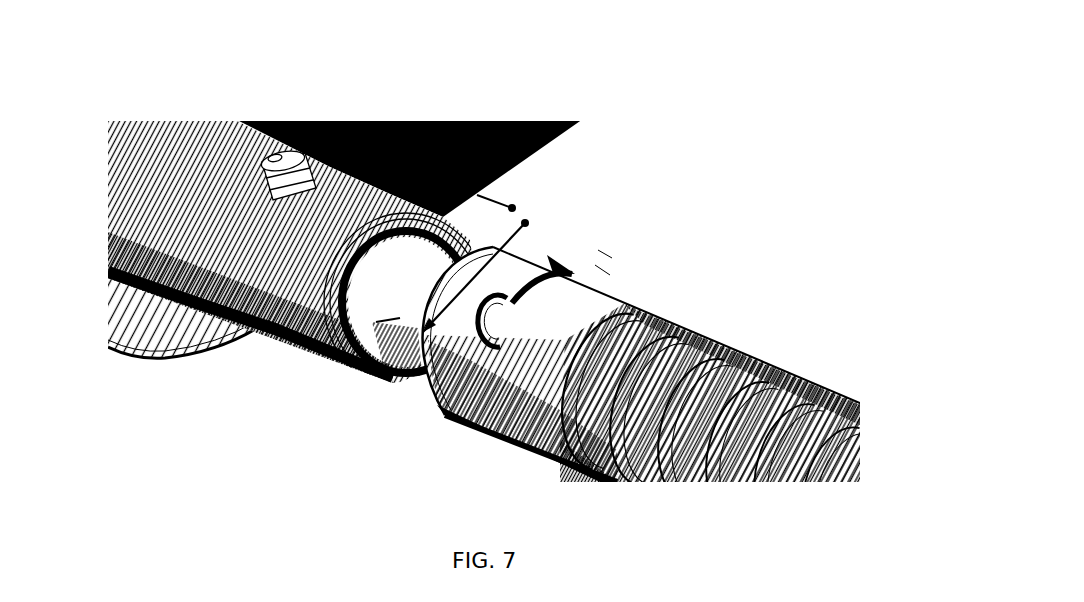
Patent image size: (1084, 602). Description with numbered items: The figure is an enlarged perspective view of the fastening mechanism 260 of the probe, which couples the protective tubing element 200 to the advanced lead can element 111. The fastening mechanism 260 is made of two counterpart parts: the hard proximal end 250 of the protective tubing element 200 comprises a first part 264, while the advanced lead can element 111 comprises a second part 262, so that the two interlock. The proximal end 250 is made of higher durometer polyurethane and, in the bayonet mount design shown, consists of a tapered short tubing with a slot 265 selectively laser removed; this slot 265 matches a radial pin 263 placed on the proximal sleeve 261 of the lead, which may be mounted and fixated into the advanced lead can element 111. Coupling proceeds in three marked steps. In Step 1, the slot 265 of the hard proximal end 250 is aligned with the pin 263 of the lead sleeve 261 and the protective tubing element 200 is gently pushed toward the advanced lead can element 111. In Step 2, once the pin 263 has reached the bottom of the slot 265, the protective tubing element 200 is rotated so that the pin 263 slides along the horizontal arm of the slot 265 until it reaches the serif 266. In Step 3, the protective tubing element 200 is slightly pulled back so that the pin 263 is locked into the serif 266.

The advanced lead can element 111 is at (160, 342).
The protective tubing element 200 is at (752, 352).
The proximal end 250 is at (505, 430).
The fastening mechanism 260 is at (605, 253).
The proximal sleeve 261 is at (300, 327).
The second part of the fastening mechanism 262 is at (215, 262).
The radial pin 263 is at (287, 167).
The first part of the fastening mechanism 264 is at (603, 270).
The slot 265 is at (573, 268).
The serif 266 is at (497, 338).
The Step 1 is at (489, 182).
The Step 2 is at (476, 275).
The Step 3 is at (388, 344).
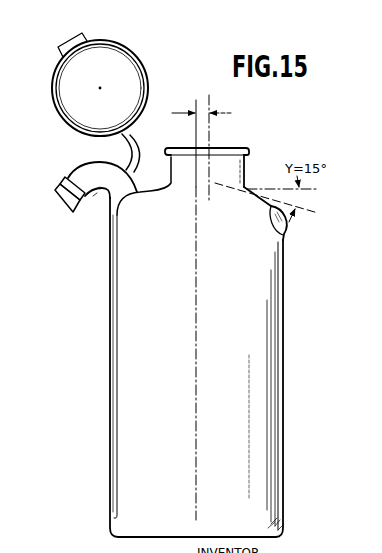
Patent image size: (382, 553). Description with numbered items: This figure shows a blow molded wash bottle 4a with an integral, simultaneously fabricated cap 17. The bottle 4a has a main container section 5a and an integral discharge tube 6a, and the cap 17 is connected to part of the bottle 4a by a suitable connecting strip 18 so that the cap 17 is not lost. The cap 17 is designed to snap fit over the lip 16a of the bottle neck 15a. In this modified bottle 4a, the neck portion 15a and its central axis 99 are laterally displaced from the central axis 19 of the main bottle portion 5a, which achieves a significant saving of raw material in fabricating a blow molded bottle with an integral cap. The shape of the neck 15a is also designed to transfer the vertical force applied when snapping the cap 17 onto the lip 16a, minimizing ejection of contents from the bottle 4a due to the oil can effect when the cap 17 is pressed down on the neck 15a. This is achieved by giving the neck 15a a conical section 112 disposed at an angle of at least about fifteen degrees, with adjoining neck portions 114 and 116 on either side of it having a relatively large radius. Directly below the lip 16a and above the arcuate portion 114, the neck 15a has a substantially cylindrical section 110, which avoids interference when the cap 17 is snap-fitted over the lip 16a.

The cap 17 is at (129, 47).
The connecting strip 18 is at (136, 147).
The discharge tube 6a is at (72, 171).
The bottle 4a is at (135, 277).
The main container section 5a is at (268, 360).
The bottle neck 15a is at (272, 188).
The cylindrical section 110 is at (250, 154).
The lip 16a is at (222, 149).
The conical section 112 is at (264, 199).
The arcuate neck portion 114 is at (241, 188).
The arcuate neck portion 116 is at (281, 238).
The central axis of the main bottle portion 19 is at (196, 103).
The central axis of the neck portion 99 is at (224, 149).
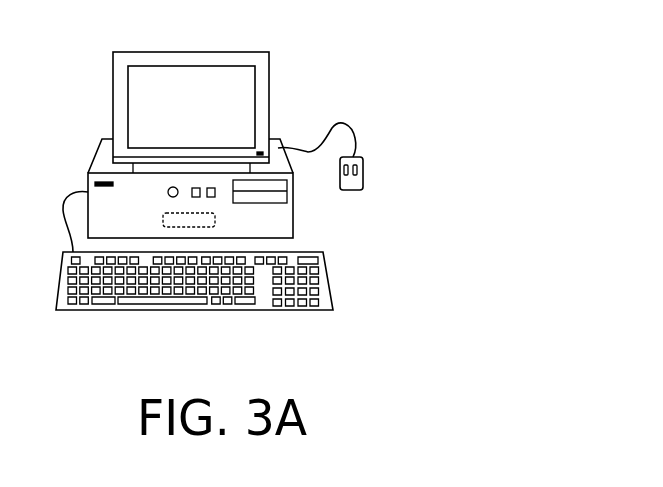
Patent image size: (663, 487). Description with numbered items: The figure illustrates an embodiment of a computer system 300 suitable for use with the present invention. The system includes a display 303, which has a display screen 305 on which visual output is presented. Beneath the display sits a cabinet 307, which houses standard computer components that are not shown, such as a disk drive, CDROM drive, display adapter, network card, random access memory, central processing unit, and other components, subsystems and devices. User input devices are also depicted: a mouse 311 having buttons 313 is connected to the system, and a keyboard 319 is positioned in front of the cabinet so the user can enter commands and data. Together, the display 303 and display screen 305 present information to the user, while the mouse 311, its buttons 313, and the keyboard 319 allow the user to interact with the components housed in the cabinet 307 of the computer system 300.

The computer system 300 is at (441, 40).
The display 303 is at (270, 85).
The display screen 305 is at (237, 73).
The cabinet 307 is at (282, 147).
The mouse 311 is at (365, 176).
The buttons 313 is at (352, 157).
The keyboard 319 is at (118, 312).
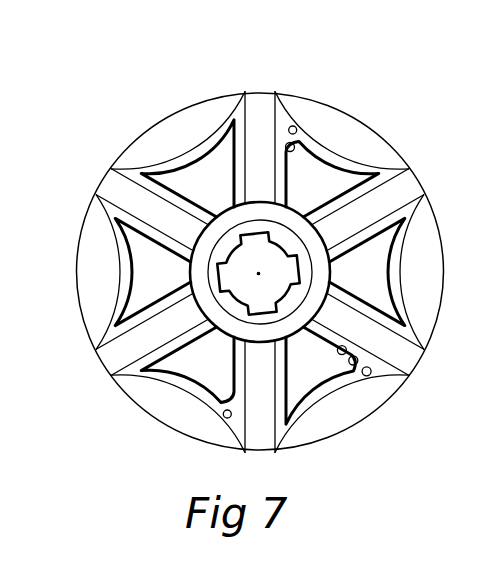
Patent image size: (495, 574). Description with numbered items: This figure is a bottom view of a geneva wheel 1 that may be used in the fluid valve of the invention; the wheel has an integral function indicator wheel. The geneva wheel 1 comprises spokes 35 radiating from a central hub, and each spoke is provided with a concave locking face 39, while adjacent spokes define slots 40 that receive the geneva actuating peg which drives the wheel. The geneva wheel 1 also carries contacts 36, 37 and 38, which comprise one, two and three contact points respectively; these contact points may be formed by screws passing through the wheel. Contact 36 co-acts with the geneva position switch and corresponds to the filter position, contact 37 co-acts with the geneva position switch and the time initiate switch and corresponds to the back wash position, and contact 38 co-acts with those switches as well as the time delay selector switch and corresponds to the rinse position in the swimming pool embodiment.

The geneva wheel 1 is at (126, 121).
The spokes 35 is at (212, 165).
The contact 36 is at (224, 416).
The contact 37 is at (293, 126).
The contact 38 is at (373, 372).
The concave locking faces 39 is at (355, 162).
The slots 40 is at (403, 188).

........

> _Aufgabenstellung_
Stelle sämtliche Zeilen oben als Markdown-Tabelle mit den Spalten „Nr.“ für eine fortlaufende Nummer und „Zeile“ für den Wortlaut dar. Leerzeilen und Bilder lässt du dabei weg.

> _Antwort zur Aufgabe_
| Nr. | Zeile |
|---|---|
| 1 | Patent image size: (1084, 602). Description with numbered items: The figure is an enlarged perspective view of the fastening mechanism 260 of the probe, which couples the protective tubing element 200 to the advanced lead can element 111. The fastening mechanism 260 is made of two counterpart parts: the hard proximal end 250 of the protective tubing element 200 comprises a first part 264, while the advanced lead can element 111 comprises a second part 262, so that the two interlock. The proximal end 250 is made of higher durometer polyurethane and, in the bayonet mount design shown, consists of a tapered short tubing with a slot 265 selectively laser removed; this slot 265 matches a radial pin 263 placed on the proximal sleeve 261 of the lead, which may be mounted and fixated into the advanced lead can element 111. Coupling proceeds in three marked steps. In Step 1, the slot 265 of the hard proximal end 250 is aligned with the pin 263 of the lead sleeve 261 and the protective tubing element 200 is gently pushed toward the advanced lead can element 111. In Step 2, once the pin 263 has reached the bottom of the slot 265, the protective tubing element 200 is rotated so that the pin 263 slides along the horizontal arm of the slot 265 until it reaches the serif 266. In Step 3, the protective tubing element 200 is slightly pulled back so that the pin 263 is locked into the serif 266. |
| 2 | The advanced lead can element 111 is at (160, 342). |
| 3 | The protective tubing element 200 is at (752, 352). |
| 4 | The proximal end 250 is at (505, 430). |
| 5 | The fastening mechanism 260 is at (605, 253). |
| 6 | The proximal sleeve 261 is at (300, 327). |
| 7 | The second part of the fastening mechanism 262 is at (215, 262). |
| 8 | The radial pin 263 is at (287, 167). |
| 9 | The first part of the fastening mechanism 264 is at (603, 270). |
| 10 | The slot 265 is at (573, 268). |
| 11 | The serif 266 is at (497, 338). |
| 12 | The Step 1 is at (489, 182). |
| 13 | The Step 2 is at (476, 275). |
| 14 | The Step 3 is at (388, 344). |
| 15 | Patent image size: (382, 553). Description with numbered items: This figure shows a blow molded wash bottle 4a with an integral, simultaneously fabricated cap 17. The bottle 4a has a main container section 5a and an integral discharge tube 6a, and the cap 17 is connected to part of the bottle 4a by a suitable connecting strip 18 so that the cap 17 is not lost. The cap 17 is designed to snap fit over the lip 16a of the bottle neck 15a. In this modified bottle 4a, the neck portion 15a and its central axis 99 are laterally displaced from the central axis 19 of the main bottle portion 5a, which achieves a significant saving of raw material in fabricating a blow molded bottle with an integral cap. The shape of the neck 15a is also designed to transfer the vertical force applied when snapping the cap 17 onto the lip 16a, minimizing ejection of contents from the bottle 4a due to the oil can effect when the cap 17 is pressed down on the neck 15a. This is achieved by giving the neck 15a a conical section 112 disposed at an angle of at least about fifteen degrees, with adjoining neck portions 114 and 116 on either side of it having a relatively large radius. Directly below the lip 16a and above the arcuate portion 114, the neck 15a has a substantially cylindrical section 110, which avoids interference when the cap 17 is snap-fitted over the lip 16a. |
| 16 | The cap 17 is at (129, 47). |
| 17 | The connecting strip 18 is at (136, 147). |
| 18 | The discharge tube 6a is at (72, 171). |
| 19 | The bottle 4a is at (135, 277). |
| 20 | The main container section 5a is at (268, 360). |
| 21 | The bottle neck 15a is at (272, 188). |
| 22 | The cylindrical section 110 is at (250, 154). |
| 23 | The lip 16a is at (222, 149). |
| 24 | The conical section 112 is at (264, 199). |
| 25 | The arcuate neck portion 114 is at (241, 188). |
| 26 | The arcuate neck portion 116 is at (281, 238). |
| 27 | The central axis of the main bottle portion 19 is at (196, 103). |
| 28 | The central axis of the neck portion 99 is at (224, 149). |
| 29 | Patent image size: (663, 487). Description with numbered items: The figure illustrates an embodiment of a computer system 300 suitable for use with the present invention. The system includes a display 303, which has a display screen 305 on which visual output is presented. Beneath the display sits a cabinet 307, which houses standard computer components that are not shown, such as a disk drive, CDROM drive, display adapter, network card, random access memory, central processing unit, and other components, subsystems and devices. User input devices are also depicted: a mouse 311 having buttons 313 is connected to the system, and a keyboard 319 is positioned in front of the cabinet so the user can enter commands and data. Together, the display 303 and display screen 305 present information to the user, while the mouse 311, its buttons 313, and the keyboard 319 allow the user to interact with the components housed in the cabinet 307 of the computer system 300. |
| 30 | The computer system 300 is at (441, 40). |
| 31 | The display 303 is at (270, 85). |
| 32 | The display screen 305 is at (237, 73). |
| 33 | The cabinet 307 is at (282, 147). |
| 34 | The mouse 311 is at (365, 176). |
| 35 | The buttons 313 is at (352, 157). |
| 36 | The keyboard 319 is at (118, 312). |
| 37 | Patent image size: (495, 574). Description with numbered items: This figure is a bottom view of a geneva wheel 1 that may be used in the fluid valve of the invention; the wheel has an integral function indicator wheel. The geneva wheel 1 comprises spokes 35 radiating from a central hub, and each spoke is provided with a concave locking face 39, while adjacent spokes define slots 40 that receive the geneva actuating peg which drives the wheel. The geneva wheel 1 also carries contacts 36, 37 and 38, which comprise one, two and three contact points respectively; these contact points may be formed by screws passing through the wheel. Contact 36 co-acts with the geneva position switch and corresponds to the filter position, contact 37 co-acts with the geneva position switch and the time initiate switch and corresponds to the back wash position, and contact 38 co-acts with those switches as well as the time delay selector switch and corresponds to the rinse position in the swimming pool embodiment. |
| 38 | The geneva wheel 1 is at (126, 121). |
| 39 | The spokes 35 is at (212, 165). |
| 40 | The contact 36 is at (224, 416). |
| 41 | The contact 37 is at (293, 126). |
| 42 | The contact 38 is at (373, 372). |
| 43 | The concave locking faces 39 is at (355, 162). |
| 44 | The slots 40 is at (403, 188). |